**DATA SHOWN**.

• • •

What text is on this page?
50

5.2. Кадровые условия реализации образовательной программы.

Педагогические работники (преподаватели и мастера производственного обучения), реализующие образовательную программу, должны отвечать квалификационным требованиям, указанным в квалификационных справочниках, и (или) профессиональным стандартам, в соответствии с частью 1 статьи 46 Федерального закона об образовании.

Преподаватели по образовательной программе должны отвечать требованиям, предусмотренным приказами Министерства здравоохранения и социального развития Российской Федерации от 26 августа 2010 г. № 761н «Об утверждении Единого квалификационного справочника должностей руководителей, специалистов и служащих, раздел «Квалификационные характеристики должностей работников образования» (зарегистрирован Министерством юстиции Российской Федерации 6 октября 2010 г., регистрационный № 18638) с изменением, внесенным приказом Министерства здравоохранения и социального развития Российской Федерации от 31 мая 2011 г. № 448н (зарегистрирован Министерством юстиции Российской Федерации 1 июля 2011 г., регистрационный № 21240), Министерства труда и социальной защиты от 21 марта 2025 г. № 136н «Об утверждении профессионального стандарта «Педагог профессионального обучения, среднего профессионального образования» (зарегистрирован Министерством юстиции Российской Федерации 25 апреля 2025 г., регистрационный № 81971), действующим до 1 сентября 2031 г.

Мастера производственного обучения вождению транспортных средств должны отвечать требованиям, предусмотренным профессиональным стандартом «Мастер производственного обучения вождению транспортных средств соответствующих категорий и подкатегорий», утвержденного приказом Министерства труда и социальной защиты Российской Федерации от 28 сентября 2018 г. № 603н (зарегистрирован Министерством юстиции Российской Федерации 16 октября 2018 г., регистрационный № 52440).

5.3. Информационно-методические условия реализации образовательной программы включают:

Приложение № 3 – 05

• • •

**EXERCISE DIRECTIONS**.
Work through the data and report how many of its lines hold the word "условия", giving only the figure.

**FINISHED EXERCISE**.
2